• GIVEN INSTRUCTION: Pick out all lines in the listing holding the string "contestants" and copy them.

[Data entries]

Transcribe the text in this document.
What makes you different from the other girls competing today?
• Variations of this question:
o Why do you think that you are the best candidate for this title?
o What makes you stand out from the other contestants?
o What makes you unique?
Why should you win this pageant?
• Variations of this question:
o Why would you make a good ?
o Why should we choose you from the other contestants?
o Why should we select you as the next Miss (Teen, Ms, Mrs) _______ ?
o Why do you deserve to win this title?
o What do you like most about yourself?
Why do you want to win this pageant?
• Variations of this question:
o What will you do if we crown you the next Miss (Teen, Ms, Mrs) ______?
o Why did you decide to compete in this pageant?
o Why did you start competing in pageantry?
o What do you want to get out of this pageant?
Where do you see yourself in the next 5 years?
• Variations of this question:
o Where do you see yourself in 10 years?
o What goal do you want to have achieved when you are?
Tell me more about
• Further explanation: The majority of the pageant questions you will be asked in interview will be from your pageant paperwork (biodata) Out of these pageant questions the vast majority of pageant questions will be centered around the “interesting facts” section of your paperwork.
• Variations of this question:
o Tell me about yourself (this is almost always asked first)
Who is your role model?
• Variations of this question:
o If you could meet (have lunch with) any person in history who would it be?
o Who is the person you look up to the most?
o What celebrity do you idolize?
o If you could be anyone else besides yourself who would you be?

• EXERCISE RESPONSE:
o What makes you stand out from the other contestants?
o Why should we choose you from the other contestants?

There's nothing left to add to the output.